#### Job
Copy out every line of the records where the string "montering" occurs.

#### Task inputs
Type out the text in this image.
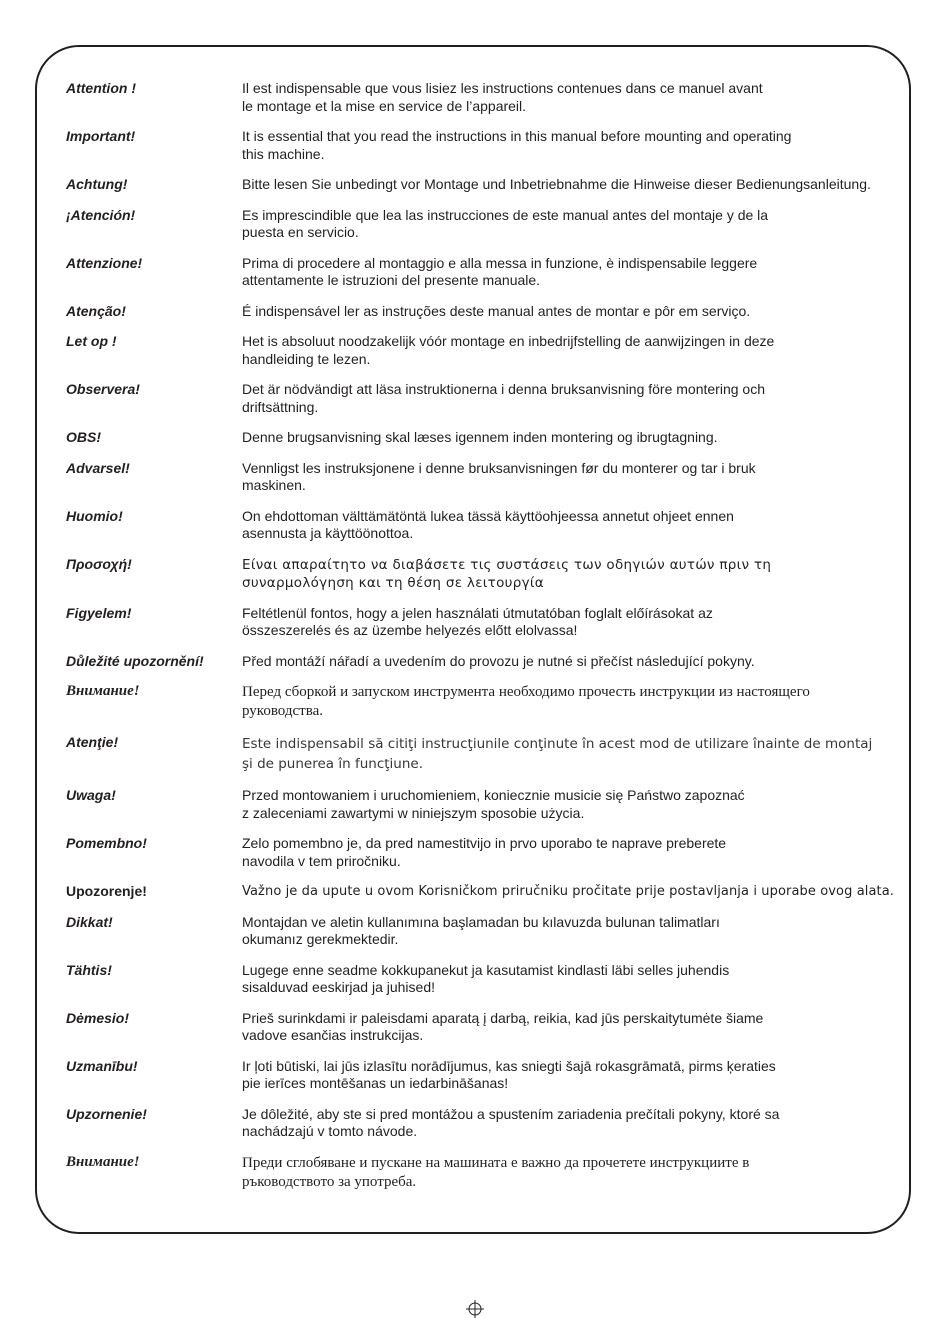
Attention !	Il est indispensable que vous lisiez les instructions contenues dans ce manuel avant
le montage et la mise en service de l’appareil.
Important!	It is essential that you read the instructions in this manual before mounting and operating
this machine.
Achtung!	Bitte lesen Sie unbedingt vor Montage und Inbetriebnahme die Hinweise dieser Bedienungsanleitung.
¡Atención!	Es imprescindible que lea las instrucciones de este manual antes del montaje y de la
puesta en servicio.
Attenzione!	Prima di procedere al montaggio e alla messa in funzione, è indispensabile leggere
attentamente le istruzioni del presente manuale.
Atenção!	É indispensável ler as instruções deste manual antes de montar e pôr em serviço.
Let op !	Het is absoluut noodzakelijk vóór montage en inbedrijfstelling de aanwijzingen in deze
handleiding te lezen.
Observera!	Det är nödvändigt att läsa instruktionerna i denna bruksanvisning före montering och
driftsättning.
OBS!	Denne brugsanvisning skal læses igennem inden montering og ibrugtagning.
Advarsel!	Vennligst les instruksjonene i denne bruksanvisningen før du monterer og tar i bruk
maskinen.
Huomio!	On ehdottoman välttämätöntä lukea tässä käyttöohjeessa annetut ohjeet ennen
asennusta ja käyttöönottoa.
Προσοχή!	Είναι απαραίτητο να διαβάσετε τις συστάσεις των οδηγιών αυτών πριν τη
συναρμολόγηση και τη θέση σε λειτουργία
Figyelem!	Feltétlenül fontos, hogy a jelen használati útmutatóban foglalt előírásokat az
összeszerelés és az üzembe helyezés előtt elolvassa!
Důležité upozornění!	Před montáží nářadí a uvedením do provozu je nutné si přečíst následující pokyny.
Внимание!	Перед сборкой и запуском инструмента необходимо прочесть инструкции из настоящего
руководства.
Atenţie!	Este indispensabil să citiţi instrucţiunile conţinute în acest mod de utilizare înainte de montaj
şi de punerea în funcţiune.
Uwaga!	Przed montowaniem i uruchomieniem, koniecznie musicie się Państwo zapoznać
z zaleceniami zawartymi w niniejszym sposobie użycia.
Pomembno!	Zelo pomembno je, da pred namestitvijo in prvo uporabo te naprave preberete
navodila v tem priročniku.
Upozorenje!	Važno je da upute u ovom Korisničkom priručniku pročitate prije postavljanja i uporabe ovog alata.
Dikkat!	Montajdan ve aletin kullanımına başlamadan bu kılavuzda bulunan talimatları
okumanız gerekmektedir.
Tähtis!	Lugege enne seadme kokkupanekut ja kasutamist kindlasti läbi selles juhendis
sisalduvad eeskirjad ja juhised!
Dėmesio!	Prieš surinkdami ir paleisdami aparatą į darbą, reikia, kad jūs perskaitytumėte šiame
vadove esančias instrukcijas.
Uzmanību!	Ir ļoti būtiski, lai jūs izlasītu norādījumus, kas sniegti šajā rokasgrāmatā, pirms ķeraties
pie ierīces montēšanas un iedarbināšanas!
Upzornenie!	Je dôležité, aby ste si pred montážou a spustením zariadenia prečítali pokyny, ktoré sa
nachádzajú v tomto návode.
Внимание!	Преди сглобяване и пускане на машината е важно да прочетете инструкциите в
ръководството за употреба.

#### Answer for the task
Observera!	Det är nödvändigt att läsa instruktionerna i denna bruksanvisning före montering och
OBS!	Denne brugsanvisning skal læses igennem inden montering og ibrugtagning.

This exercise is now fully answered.